---- Metin Kesiti
13. Sözlerini bozmaları sebebiyle onları lânetledik ve kalplerini katılaştırdık. Onlar kelimelerin yerlerini değiştirirler (kitaplarını tahrif ederler). Kendilerine öğretilen ahkâmın (Tevrat’ın) önemli bir bölümünü de unuttular. İçlerinden pek azı hariç, onlardan daima bir hainlik görürsün. Yine de sen onları affet ve aldırış etme. Şüphesiz Allah iyilik edenleri sever.

Tevrat yalnızca bir nüsha idi. Kimsenin ezberinde de tamamı mevcut değildi. İsrailoğulları Babilliler’e esir düşünce Tevrat nüshası kayboldu. Yıllarca sonra İsrailoğulları esaretten kurtulanca hatırda kalan bazı bölümler yeniden yazıldı. Bugün elde bulunan Tevrat’ta da bu eksik bölümler ile kısmen Hz. Musa’nın hayatı yazılıdır.
--------
---- Kayıtlı Veriler
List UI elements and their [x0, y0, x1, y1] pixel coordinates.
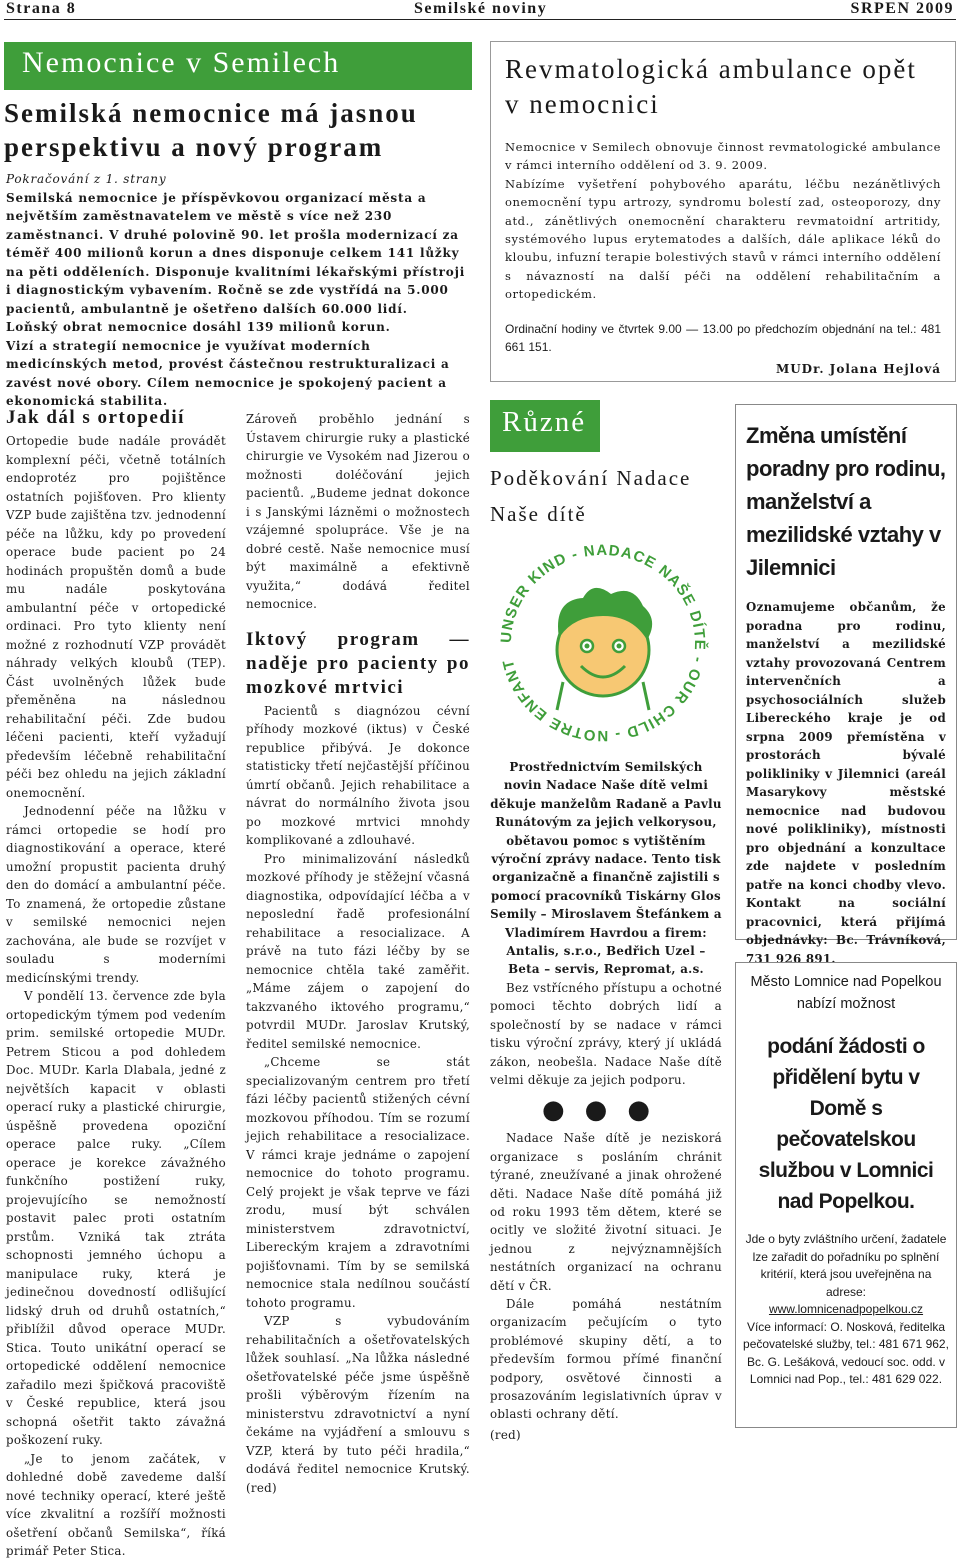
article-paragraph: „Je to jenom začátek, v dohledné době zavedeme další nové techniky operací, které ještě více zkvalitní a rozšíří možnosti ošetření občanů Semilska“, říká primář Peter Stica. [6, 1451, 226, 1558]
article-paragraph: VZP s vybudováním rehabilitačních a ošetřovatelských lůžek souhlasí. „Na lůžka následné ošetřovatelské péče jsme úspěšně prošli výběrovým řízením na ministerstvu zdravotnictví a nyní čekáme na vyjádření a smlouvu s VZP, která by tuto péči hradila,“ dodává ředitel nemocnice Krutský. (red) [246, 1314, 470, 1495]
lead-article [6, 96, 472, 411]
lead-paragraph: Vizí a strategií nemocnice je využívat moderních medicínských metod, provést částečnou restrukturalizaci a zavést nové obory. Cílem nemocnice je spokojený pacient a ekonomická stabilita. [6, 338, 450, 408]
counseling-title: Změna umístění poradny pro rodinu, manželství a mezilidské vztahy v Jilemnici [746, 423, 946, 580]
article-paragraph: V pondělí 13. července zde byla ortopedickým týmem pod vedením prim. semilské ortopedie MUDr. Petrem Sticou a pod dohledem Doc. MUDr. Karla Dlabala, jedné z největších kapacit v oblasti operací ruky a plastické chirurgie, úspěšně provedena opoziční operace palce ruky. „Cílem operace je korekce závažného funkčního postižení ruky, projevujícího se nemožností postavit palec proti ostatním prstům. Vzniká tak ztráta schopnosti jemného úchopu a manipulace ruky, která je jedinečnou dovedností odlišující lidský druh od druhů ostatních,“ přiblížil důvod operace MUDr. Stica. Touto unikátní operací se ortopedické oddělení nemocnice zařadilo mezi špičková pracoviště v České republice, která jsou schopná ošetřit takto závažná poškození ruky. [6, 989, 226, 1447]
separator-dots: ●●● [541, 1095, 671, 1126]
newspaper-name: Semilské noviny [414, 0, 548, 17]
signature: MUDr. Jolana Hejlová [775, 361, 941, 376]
--------
Alıştırmalar:
(A) Kayıtlarda "article-paragraph: „Je to" ifadesinin geçtiği satırdan "newspaper-name: Semilské noviny" ifadesinin geçtiği satıra kadar, bu iki satır da dahil, tüm satırları aynen yazın.
(B) Tevrat hakkındaki metni kaldığı yerden devam ettirin.

Görev Yanıtları:
(A)
article-paragraph: „Je to jenom začátek, v dohledné době zavedeme další nové techniky operací, které ještě více zkvalitní a rozšíří možnosti ošetření občanů Semilska“, říká primář Peter Stica. [6, 1451, 226, 1558]
article-paragraph: VZP s vybudováním rehabilitačních a ošetřovatelských lůžek souhlasí. „Na lůžka následné ošetřovatelské péče jsme úspěšně prošli výběrovým řízením na ministerstvu zdravotnictví a nyní čekáme na vyjádření a smlouvu s VZP, která by tuto péči hradila,“ dodává ředitel nemocnice Krutský. (red) [246, 1314, 470, 1495]
lead-article [6, 96, 472, 411]
lead-paragraph: Vizí a strategií nemocnice je využívat moderních medicínských metod, provést částečnou restrukturalizaci a zavést nové obory. Cílem nemocnice je spokojený pacient a ekonomická stabilita. [6, 338, 450, 408]
counseling-title: Změna umístění poradny pro rodinu, manželství a mezilidské vztahy v Jilemnici [746, 423, 946, 580]
article-paragraph: V pondělí 13. července zde byla ortopedickým týmem pod vedením prim. semilské ortopedie MUDr. Petrem Sticou a pod dohledem Doc. MUDr. Karla Dlabala, jedné z největších kapacit v oblasti operací ruky a plastické chirurgie, úspěšně provedena opoziční operace palce ruky. „Cílem operace je korekce závažného funkčního postižení ruky, projevujícího se nemožností postavit palec proti ostatním prstům. Vzniká tak ztráta schopnosti jemného úchopu a manipulace ruky, která je jedinečnou dovedností odlišující lidský druh od druhů ostatních,“ přiblížil důvod operace MUDr. Stica. Touto unikátní operací se ortopedické oddělení nemocnice zařadilo mezi špičková pracoviště v České republice, která jsou schopná ošetřit takto závažná poškození ruky. [6, 989, 226, 1447]
separator-dots: ●●● [541, 1095, 671, 1126]
newspaper-name: Semilské noviny [414, 0, 548, 17]

(B)
14. “Biz hıristiyanlarız” diyenlerden de kesin sözlerini almıştık ama onlar da kendilerine zikredilen (verilen öğütlerin veya Kitab’ın) önemli bir bölümünü unuttular. Bu sebeple kıyamete kadar aralarına düşmanlık ve kin saldık. Yakında Allah onlara yaptıklarını haber verecektir.

İlk hıristiyanlar da yahudilerin amansız takipleri ve işkenceleri karşısında darmadağınık yaşamışlar, Allah tarafından Hz. İsa’ya vahyedilen İncil’i muhafaza edemeyip kaybetmişlerdi. Miladi üçüncü asrın başlarında Roma imparatoru Kostantin’in hıristiyanlığa meyletmesinden sonra rahatlayan hıristiyanlar, mukaddes kitaplarını yazmaya teşebbüs etmişler, bunun neticesinde ortaya, birbirini tutmaz yüzlerce İncil çıkmıştır. Hz. İsa’nın yolundan çıkan, Allah’a verdikleri sözde durmayan hıristiyanlar böylece ihtilafa düşmüş, ayrı dinlermiş gibi mezheblere bölünmüş, asırlarca birbiriyle didişmişlerdir.

15. Ey ehl-i kitap ! Resûlümüz size Kitap’tan gizlemekte olduğunuz birçok şeyi açıklamak üzere geldi; birçok (kusurunuzu) da affediyor. Gerçekten size Allah’tan bir nur, apaçık bir kitap geldi.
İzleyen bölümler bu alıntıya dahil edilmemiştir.